Directive: For every line in the records that has the word "Part", make a copy.

Dataset excerpt

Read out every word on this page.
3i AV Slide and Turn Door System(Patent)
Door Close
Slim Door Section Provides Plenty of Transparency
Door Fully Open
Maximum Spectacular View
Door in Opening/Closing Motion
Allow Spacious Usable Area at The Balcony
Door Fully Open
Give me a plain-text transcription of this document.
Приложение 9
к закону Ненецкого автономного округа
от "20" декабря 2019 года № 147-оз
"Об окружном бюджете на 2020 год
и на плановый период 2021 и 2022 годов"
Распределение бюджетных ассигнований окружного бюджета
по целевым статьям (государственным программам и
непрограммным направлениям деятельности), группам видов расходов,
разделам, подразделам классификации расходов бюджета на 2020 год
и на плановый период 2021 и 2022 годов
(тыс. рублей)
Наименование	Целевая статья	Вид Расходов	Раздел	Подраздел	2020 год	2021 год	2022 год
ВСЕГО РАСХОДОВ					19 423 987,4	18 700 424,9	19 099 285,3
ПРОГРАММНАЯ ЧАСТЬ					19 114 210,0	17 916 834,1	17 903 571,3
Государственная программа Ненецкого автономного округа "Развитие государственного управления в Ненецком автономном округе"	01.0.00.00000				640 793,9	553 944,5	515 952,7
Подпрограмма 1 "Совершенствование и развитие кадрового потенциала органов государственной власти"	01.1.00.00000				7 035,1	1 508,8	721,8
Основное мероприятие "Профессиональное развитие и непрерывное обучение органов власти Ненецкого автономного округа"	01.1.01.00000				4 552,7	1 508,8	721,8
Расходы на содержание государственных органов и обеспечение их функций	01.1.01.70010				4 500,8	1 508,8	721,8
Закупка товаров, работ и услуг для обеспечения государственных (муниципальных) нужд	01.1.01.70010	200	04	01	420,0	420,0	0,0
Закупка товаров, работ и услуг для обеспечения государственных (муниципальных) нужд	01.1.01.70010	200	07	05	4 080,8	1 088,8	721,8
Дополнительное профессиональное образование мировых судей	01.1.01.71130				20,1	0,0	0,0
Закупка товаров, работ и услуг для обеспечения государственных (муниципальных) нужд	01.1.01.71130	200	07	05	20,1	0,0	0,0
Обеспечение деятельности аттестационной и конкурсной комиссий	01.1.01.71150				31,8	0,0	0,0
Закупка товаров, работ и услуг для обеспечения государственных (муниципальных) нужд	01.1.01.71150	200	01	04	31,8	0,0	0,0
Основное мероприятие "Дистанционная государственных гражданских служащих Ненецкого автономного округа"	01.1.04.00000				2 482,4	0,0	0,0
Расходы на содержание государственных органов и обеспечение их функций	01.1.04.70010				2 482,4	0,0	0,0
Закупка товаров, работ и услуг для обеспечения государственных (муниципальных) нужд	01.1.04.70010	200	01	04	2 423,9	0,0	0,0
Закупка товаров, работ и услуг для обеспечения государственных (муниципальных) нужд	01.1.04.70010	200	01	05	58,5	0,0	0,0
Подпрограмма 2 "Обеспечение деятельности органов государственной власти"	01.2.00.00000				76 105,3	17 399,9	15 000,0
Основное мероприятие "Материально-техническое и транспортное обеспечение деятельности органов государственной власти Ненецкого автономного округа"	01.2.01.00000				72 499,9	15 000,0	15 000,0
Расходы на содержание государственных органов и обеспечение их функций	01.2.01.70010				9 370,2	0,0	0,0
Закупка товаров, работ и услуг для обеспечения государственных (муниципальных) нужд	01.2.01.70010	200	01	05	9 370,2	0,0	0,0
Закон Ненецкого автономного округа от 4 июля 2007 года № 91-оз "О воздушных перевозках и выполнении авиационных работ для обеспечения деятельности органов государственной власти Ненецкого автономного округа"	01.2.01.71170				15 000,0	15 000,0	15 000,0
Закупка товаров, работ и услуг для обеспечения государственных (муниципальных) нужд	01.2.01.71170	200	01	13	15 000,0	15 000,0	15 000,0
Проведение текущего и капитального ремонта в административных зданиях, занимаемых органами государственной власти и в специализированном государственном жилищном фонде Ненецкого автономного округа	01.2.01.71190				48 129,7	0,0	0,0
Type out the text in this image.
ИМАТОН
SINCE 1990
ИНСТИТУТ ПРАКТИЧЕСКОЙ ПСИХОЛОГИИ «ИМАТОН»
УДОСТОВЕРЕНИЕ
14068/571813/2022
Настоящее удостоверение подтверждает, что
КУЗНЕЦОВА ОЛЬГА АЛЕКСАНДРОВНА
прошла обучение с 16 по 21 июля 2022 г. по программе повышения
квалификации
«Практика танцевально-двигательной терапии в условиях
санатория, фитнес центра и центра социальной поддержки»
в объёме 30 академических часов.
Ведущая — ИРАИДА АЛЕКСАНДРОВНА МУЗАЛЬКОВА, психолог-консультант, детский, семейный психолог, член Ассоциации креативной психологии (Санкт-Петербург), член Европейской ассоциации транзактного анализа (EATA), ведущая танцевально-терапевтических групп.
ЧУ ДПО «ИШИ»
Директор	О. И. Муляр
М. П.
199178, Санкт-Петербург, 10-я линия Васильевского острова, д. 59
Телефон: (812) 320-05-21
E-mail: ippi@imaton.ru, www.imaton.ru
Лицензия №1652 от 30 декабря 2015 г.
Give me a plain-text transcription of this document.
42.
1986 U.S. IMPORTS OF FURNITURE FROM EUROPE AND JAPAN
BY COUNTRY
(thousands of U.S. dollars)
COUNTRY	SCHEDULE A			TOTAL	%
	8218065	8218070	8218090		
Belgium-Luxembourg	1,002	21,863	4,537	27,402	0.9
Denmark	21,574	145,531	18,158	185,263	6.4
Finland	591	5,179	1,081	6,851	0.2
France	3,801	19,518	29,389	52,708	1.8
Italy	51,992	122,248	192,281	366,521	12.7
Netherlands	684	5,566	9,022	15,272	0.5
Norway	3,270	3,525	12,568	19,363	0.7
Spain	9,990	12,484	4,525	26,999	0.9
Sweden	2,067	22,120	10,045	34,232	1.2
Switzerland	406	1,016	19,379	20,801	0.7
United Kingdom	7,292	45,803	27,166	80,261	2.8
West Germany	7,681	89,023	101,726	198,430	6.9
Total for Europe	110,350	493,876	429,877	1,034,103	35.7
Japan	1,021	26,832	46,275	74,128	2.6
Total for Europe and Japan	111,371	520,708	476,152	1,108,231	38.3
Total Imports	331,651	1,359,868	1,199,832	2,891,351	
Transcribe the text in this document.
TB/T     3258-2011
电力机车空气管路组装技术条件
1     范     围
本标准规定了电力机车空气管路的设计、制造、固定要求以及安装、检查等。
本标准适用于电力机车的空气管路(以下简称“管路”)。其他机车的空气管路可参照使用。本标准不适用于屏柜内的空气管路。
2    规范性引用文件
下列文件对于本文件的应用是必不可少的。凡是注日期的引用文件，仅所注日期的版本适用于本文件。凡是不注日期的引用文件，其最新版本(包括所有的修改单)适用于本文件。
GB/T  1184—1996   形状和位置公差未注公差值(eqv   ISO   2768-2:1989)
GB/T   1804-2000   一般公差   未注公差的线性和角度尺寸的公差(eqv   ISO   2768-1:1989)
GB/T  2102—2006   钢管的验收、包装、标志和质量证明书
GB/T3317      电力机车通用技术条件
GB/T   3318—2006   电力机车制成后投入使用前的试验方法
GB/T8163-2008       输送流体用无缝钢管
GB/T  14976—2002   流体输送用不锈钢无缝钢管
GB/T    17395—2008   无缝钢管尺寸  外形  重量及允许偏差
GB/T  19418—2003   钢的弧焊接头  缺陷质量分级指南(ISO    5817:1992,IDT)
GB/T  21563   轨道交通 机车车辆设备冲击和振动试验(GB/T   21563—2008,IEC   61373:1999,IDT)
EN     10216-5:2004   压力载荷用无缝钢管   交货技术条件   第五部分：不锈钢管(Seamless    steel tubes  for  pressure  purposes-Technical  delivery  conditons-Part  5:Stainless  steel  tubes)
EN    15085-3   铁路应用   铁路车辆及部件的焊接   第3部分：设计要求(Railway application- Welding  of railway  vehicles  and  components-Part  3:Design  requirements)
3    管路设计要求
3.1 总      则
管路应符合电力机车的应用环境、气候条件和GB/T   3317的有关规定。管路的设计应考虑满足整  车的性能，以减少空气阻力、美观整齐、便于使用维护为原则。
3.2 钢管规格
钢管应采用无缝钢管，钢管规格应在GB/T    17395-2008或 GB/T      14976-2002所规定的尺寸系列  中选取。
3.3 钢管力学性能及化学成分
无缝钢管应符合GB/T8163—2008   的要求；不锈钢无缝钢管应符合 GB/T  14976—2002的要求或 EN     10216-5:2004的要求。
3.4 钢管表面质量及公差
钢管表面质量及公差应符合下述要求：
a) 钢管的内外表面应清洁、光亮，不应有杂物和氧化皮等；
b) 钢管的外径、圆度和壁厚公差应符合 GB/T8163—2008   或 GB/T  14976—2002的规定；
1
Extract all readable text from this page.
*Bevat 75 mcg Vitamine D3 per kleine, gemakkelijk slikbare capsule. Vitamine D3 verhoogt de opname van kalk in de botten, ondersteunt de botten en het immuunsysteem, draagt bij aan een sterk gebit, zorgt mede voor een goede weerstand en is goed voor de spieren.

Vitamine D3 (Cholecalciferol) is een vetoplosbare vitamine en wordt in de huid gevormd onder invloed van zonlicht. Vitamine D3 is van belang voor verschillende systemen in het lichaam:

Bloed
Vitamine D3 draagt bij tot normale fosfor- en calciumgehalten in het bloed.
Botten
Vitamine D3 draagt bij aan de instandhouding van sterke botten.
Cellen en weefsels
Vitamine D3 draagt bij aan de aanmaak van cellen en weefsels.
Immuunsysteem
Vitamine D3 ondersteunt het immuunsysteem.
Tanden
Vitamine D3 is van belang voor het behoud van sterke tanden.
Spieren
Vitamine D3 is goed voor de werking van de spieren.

Finished answer:
EN     10216-5:2004   压力载荷用无缝钢管   交货技术条件   第五部分：不锈钢管(Seamless    steel tubes  for  pressure  purposes-Technical  delivery  conditons-Part  5:Stainless  steel  tubes)
EN    15085-3   铁路应用   铁路车辆及部件的焊接   第3部分：设计要求(Railway application- Welding  of railway  vehicles  and  components-Part  3:Design  requirements)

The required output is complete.